BRANO DI TESTO ->
┄┄┄┄┄┄┄┄┄┄┄┄┄┄┄┄┄┄┄┄

Tuttavia, questa discrezionalità incide pur sempre su una posizione giuridica di vantaggio, costituitiva di un preciso status politico elettivo, nonché incide, ancora più gravemente, sulla permanenza in carica di tutti gli organi elettivi del Comune, dato che, all’atto dell’approvazione, lo stesso Consiglio Comunale si scioglie.
Quindi la motivazione della revoca possiede una doppia valenza. Nei confronti del singolo destinatario è garanzia di tutela della posizione di interesse legittimo che quest’ultimo vanta alla permanenza in carica. Ma al contempo, nei confronti dell’elettorato, assolve allo scopo di interesse pubblico di rendere palesi le ragioni della “crisi” politica, consentendo ai cittadini ed alla comunità di trarne le dovute conseguenze sul piano della valutazione politica degli eletti.
A questo proposito, osserva il Collegio che i consiglieri comunali hanno a disposizione uno strumento  ulteriore per esprimere il loro disaccordo politico con la gestione dell’Ente, determinando la cessazione dalla carica dell’Amministrazione, ossia le dimissioni ultradimidium, che producono l’effetto estintivo del mandato in maniera del tutto analoga  alla mozione di sfiducia.
E’ stato, a tale proposito, efficacemente osservato che “non sussiste identità di effetti tra l’ipotesi di presentazione di un atto di dimissioni contestuali della metà più uno dei consiglieri comunali e l’ipotesi di presentazione da parte degli stessi di una mozione di sfiducia al Consiglio comunale. Difatti, mentre le dimissioni sono immediatamente efficaci ed irrevocabili e non necessitano di alcun atto ricognitivo da parte del consiglio, producendo l’effetto dello scioglimento del predetto organo solo se il numero dei dimissionari sia pari alla metà più uno; la mozione di sfiducia dà, invece, vita ad un dibattito in seno all’organo assembleare, al termine del quale chi l’ha presentata può anche, eventualmente, mutare opinione e confermare la propria fiducia al sindaco” (T.A.R. Puglia Lecce, sez. I, 18 dicembre 2001 , n. 7955).
Ciò premesso, se nel Consiglio Comunale, la maggioranza, disponendo dei necessari voti, preferisce la mozione di sfiducia alle dimissioni, ciò significa che intende sottoporre la propria decisione alla pubblicità di un dibattito che, dunque, implica necessariamente la sussistenza di una “motivazione” espressa. Se si volesse sottrarre la scelta di far cadere l’Amministrazione al giudizio di terzi, specialmente al sindacato giudiziale, lo strumento delle dimissioni sarebbe pacificamente molto più adeguato allo scopo.

┄┄┄┄┄┄┄┄┄┄┄┄┄┄┄┄┄┄┄┄

MATERIALE FORNITO ->
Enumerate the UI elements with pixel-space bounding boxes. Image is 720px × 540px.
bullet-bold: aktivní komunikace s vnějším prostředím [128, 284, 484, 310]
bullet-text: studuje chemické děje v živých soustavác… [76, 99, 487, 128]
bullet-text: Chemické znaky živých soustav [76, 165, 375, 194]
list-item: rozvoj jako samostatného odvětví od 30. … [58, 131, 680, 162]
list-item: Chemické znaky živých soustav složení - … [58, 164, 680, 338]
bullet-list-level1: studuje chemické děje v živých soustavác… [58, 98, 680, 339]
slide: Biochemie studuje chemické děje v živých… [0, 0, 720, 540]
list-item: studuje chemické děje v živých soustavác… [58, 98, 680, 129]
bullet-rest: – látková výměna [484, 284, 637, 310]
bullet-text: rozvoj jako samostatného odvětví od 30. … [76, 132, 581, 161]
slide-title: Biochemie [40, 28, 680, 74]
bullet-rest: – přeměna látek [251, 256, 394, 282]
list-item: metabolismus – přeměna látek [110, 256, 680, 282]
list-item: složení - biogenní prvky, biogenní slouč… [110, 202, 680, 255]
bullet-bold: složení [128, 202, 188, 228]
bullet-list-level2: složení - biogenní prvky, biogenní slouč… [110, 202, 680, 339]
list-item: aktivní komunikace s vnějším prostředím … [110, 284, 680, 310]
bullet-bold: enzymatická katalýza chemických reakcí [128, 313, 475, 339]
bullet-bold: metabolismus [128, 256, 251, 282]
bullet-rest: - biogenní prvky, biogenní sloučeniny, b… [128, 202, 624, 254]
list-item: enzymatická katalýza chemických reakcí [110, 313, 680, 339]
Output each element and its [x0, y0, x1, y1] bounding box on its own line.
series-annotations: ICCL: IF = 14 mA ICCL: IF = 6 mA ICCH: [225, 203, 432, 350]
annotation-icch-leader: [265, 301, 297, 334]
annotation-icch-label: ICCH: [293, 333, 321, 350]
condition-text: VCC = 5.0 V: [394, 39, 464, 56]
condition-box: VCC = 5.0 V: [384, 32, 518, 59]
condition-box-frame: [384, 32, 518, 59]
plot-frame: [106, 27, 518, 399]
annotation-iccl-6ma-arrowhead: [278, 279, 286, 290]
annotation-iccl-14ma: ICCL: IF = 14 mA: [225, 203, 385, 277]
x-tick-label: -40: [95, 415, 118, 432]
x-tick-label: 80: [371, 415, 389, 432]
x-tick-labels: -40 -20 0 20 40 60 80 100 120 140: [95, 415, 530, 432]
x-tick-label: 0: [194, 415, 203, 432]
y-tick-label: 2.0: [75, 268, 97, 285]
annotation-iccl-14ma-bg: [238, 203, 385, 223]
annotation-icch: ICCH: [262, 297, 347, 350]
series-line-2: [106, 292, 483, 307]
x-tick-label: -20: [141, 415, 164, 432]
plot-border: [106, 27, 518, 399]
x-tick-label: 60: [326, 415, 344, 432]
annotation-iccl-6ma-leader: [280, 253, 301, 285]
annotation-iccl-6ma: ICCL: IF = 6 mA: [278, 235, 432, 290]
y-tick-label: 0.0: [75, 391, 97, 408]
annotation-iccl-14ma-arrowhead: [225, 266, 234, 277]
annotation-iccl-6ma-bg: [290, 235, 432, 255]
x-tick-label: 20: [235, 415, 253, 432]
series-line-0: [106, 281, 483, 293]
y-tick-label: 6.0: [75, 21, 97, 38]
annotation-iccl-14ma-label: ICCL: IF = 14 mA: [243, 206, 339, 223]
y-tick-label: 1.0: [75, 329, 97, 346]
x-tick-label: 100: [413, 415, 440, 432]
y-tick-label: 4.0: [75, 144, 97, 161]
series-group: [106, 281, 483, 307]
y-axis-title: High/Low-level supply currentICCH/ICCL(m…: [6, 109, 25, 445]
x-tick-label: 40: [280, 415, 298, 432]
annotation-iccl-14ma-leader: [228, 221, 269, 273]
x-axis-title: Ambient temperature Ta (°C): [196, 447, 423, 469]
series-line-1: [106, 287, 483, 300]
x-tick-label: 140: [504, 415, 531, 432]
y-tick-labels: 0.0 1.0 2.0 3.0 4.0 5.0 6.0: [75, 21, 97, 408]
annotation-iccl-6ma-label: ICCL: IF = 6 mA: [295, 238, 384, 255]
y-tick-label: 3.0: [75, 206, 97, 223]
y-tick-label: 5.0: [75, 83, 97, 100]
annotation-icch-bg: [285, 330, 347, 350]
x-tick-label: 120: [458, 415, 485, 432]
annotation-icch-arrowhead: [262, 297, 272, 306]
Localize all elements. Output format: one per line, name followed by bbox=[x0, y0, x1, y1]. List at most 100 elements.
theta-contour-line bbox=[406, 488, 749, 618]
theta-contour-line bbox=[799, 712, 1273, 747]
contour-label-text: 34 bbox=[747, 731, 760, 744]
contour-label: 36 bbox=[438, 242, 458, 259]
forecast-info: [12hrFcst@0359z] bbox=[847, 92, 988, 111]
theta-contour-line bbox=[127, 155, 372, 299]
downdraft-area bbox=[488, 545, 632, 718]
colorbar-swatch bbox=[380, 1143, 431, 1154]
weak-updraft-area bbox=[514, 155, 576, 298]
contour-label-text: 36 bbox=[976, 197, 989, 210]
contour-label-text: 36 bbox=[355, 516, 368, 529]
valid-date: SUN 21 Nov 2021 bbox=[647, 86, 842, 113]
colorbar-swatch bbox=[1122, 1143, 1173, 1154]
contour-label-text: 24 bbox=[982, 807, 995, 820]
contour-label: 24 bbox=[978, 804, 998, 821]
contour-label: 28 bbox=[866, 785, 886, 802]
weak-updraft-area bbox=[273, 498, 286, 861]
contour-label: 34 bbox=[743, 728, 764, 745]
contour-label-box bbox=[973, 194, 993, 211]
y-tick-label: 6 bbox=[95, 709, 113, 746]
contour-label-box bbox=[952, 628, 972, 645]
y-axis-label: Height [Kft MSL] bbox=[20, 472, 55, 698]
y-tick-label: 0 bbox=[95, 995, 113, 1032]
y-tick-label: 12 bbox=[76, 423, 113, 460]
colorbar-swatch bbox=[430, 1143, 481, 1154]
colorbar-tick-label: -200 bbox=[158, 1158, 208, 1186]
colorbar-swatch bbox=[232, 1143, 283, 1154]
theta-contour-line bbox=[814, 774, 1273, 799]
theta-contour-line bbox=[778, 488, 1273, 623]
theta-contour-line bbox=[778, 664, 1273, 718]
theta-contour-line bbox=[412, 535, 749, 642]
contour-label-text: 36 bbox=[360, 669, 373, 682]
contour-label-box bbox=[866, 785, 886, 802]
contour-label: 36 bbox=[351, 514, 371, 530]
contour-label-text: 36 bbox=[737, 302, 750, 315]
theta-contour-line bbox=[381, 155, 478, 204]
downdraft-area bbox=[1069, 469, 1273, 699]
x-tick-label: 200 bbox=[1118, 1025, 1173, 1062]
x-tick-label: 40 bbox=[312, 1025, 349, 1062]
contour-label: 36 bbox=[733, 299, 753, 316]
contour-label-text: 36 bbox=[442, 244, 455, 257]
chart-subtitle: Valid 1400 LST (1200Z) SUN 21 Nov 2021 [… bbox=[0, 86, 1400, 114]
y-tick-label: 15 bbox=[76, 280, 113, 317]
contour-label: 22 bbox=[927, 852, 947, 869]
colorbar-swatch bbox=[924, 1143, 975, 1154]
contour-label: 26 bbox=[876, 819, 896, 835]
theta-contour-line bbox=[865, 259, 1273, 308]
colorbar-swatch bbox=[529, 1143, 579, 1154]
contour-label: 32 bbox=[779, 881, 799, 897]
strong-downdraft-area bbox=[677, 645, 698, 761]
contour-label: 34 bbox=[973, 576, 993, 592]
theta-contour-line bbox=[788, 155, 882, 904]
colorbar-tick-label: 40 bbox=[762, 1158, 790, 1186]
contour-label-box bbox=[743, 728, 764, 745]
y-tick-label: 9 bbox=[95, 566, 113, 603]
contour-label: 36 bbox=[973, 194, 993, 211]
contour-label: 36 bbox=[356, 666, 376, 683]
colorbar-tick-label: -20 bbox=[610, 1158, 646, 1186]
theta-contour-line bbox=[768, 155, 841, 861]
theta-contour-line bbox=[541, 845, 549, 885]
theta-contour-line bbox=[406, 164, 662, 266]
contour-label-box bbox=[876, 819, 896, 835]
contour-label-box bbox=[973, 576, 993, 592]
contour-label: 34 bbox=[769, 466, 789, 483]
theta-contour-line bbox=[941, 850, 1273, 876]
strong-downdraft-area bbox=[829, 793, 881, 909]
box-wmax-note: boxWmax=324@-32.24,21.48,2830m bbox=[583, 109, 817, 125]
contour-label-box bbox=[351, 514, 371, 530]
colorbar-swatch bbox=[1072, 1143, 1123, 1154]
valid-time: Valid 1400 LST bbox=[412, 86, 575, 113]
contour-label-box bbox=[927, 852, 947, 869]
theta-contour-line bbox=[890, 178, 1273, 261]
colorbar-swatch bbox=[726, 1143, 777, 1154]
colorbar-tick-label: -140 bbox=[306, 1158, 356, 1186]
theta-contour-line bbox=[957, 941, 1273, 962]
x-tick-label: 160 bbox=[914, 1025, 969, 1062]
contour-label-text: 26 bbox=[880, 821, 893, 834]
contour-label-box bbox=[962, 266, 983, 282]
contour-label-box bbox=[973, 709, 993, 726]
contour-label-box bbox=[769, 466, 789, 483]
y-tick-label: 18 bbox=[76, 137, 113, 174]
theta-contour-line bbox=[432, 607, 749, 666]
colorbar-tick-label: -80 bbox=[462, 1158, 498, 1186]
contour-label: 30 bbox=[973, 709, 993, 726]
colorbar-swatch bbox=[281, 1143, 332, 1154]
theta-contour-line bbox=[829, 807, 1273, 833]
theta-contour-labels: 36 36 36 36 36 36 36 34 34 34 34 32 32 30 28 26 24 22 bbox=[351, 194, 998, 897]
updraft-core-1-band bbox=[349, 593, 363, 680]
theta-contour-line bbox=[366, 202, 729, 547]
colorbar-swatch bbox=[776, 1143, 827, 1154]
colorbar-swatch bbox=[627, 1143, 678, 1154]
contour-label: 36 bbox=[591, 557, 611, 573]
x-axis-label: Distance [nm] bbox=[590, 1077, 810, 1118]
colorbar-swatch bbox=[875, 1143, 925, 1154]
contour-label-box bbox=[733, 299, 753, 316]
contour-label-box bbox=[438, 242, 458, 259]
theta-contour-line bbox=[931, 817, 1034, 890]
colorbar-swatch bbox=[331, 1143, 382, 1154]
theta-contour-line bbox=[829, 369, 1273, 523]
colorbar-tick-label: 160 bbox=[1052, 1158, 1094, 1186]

┄┄┄┄┄┄┄┄┄┄┄┄┄┄┄┄┄┄┄┄

COMPITI DA SVOLGERE ->
1. Secondo il brano sulla mozione di sfiducia, quale strumento ulteriore hanno i consiglieri comunali per determinare la cessazione dalla carica dell'Amministrazione?
2. Prosegui per favore il brano sulla mozione di sfiducia nei Comuni, riprendendo dopo l'ultima frase riportata.
Il materiale fornito è a sé stante e distinto dal brano.

LE RISPOSTE ->
1. Le dimissioni ultradimidium.

2.
Se si considera dunque che sussistono due differenti strumenti, per il medesimo fine, dei quali uno è sicuramente insindacabile, allora, ad avviso del Collegio, il “self restraint” della giurisprudenza sull’istituto della mozione di sfiducia non deve essere spinto fino a produrre un arretramento di tutela, cosa che si verificherebbe se il giudice amministrativo, pur in presenza di una espressa prescrizione normativa, si spingesse (come vorrebbe la difesa del controinteressato) a verificare solo la “esistenza” di una motivazione e non la logicità e coerenza del suo “contenuto” .
A tali fini si osserva che laddove la legge impone una delibera motivata, non ci sono ragioni formali per ritenere che tale motivazione non sia sindacabile da parte del giudice; ciò che differenzia la motivazione di una delibera di sfiducia da quella di qualsiasi altro atto o provvedimento amministrativo è solo che la sfiducia è un atto il cui contenuto ed i cui presupposti non sono normati.
In altre parole, pur non sussistendo un paradigma legale che consenta di sindacare la legittimità o meno della relativa decisione, ciò non comporta che la sfiducia sia un atto assolutamente discrezionale.
La motivazione di un atto discrezionale è infatti sindacabile entro i consueti canoni della logicità, ragionevolezza ed assenza di contraddizione: ossia la misura della legittimità della motivazione sta nella motivazione stessa, ossia nella sua logicità, o coerenza di contenuto tra fatti, considerazioni e conclusioni che quindi laddove siano riferite o riferibili a circostanze “di fatto”, queste devono essere “effettive” ossia reali; laddove siano riferiti a giudizi o analisi o valutazioni di determinati accadimenti, questi ultimi devono essere, oltre che realmente accaduti anche riferibili a fatto dell’interessato e le prime devono essere “proporzionate” ai secondi, secondo un criterio di adeguatezza e verosimiglianza.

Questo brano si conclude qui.